Written exercise: Reproduce everything from the line containing "Where is each" down to the line containing "box-edge: * — [8, 481, 27, 499]", keeping both of those lines, and leave the pictures out.
# START OF Given entries
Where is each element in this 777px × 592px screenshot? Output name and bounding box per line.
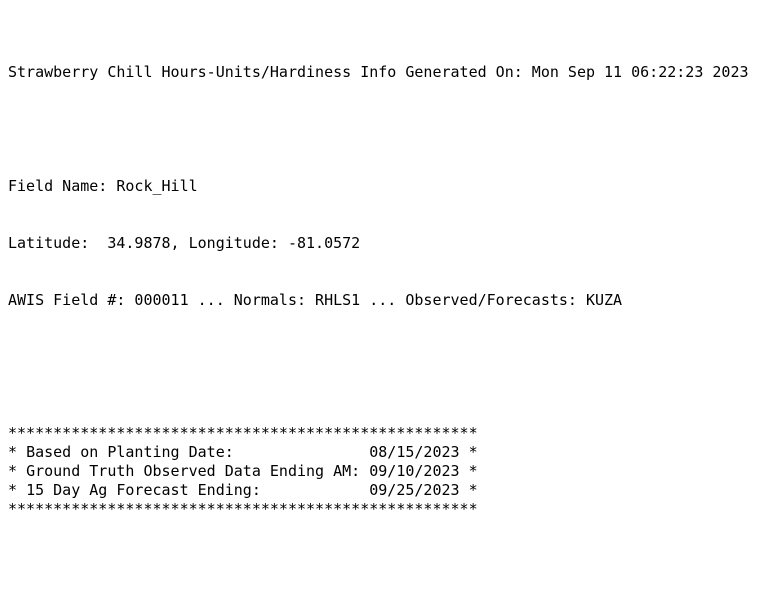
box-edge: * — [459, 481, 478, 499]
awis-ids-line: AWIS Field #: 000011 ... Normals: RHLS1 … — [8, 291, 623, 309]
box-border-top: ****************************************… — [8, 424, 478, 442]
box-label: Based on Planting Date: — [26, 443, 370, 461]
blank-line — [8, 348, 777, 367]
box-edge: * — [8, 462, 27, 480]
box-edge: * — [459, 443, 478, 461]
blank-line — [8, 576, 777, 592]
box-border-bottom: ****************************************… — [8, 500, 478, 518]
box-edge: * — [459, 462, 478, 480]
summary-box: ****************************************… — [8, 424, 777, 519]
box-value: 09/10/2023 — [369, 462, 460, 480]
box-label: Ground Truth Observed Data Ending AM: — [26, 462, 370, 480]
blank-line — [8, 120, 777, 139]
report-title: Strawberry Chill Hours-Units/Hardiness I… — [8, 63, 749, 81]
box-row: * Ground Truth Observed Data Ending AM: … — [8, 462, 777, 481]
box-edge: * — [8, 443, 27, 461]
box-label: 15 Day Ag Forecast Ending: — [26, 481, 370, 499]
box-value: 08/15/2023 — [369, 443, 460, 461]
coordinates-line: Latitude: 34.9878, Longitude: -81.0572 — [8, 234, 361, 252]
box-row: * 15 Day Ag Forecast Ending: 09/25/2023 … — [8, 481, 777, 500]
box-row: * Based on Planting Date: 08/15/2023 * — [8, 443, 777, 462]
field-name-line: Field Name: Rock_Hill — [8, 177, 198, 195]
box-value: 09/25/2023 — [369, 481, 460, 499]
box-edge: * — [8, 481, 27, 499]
# END OF Given entries
# START OF Given entries
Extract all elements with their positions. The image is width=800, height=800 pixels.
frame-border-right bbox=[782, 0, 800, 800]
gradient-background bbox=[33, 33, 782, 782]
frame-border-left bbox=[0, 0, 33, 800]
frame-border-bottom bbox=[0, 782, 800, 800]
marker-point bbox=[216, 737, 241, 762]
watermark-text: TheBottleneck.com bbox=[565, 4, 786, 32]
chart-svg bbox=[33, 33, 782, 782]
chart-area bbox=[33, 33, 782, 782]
# END OF Given entries
Written answer:
Where is each element in this 777px × 592px screenshot? Output name and bounding box per line.
box-edge: * — [459, 481, 478, 499]
awis-ids-line: AWIS Field #: 000011 ... Normals: RHLS1 … — [8, 291, 623, 309]
box-border-top: ****************************************… — [8, 424, 478, 442]
box-label: Based on Planting Date: — [26, 443, 370, 461]
blank-line — [8, 348, 777, 367]
box-edge: * — [8, 462, 27, 480]
box-edge: * — [459, 443, 478, 461]
blank-line — [8, 576, 777, 592]
box-border-bottom: ****************************************… — [8, 500, 478, 518]
box-edge: * — [459, 462, 478, 480]
summary-box: ****************************************… — [8, 424, 777, 519]
box-value: 09/10/2023 — [369, 462, 460, 480]
box-label: Ground Truth Observed Data Ending AM: — [26, 462, 370, 480]
blank-line — [8, 120, 777, 139]
report-title: Strawberry Chill Hours-Units/Hardiness I… — [8, 63, 749, 81]
box-row: * Ground Truth Observed Data Ending AM: … — [8, 462, 777, 481]
box-edge: * — [8, 443, 27, 461]
box-label: 15 Day Ag Forecast Ending: — [26, 481, 370, 499]
box-value: 08/15/2023 — [369, 443, 460, 461]
coordinates-line: Latitude: 34.9878, Longitude: -81.0572 — [8, 234, 361, 252]
box-row: * 15 Day Ag Forecast Ending: 09/25/2023 … — [8, 481, 777, 500]
box-row: * Based on Planting Date: 08/15/2023 * — [8, 443, 777, 462]
field-name-line: Field Name: Rock_Hill — [8, 177, 198, 195]
box-value: 09/25/2023 — [369, 481, 460, 499]
box-edge: * — [8, 481, 27, 499]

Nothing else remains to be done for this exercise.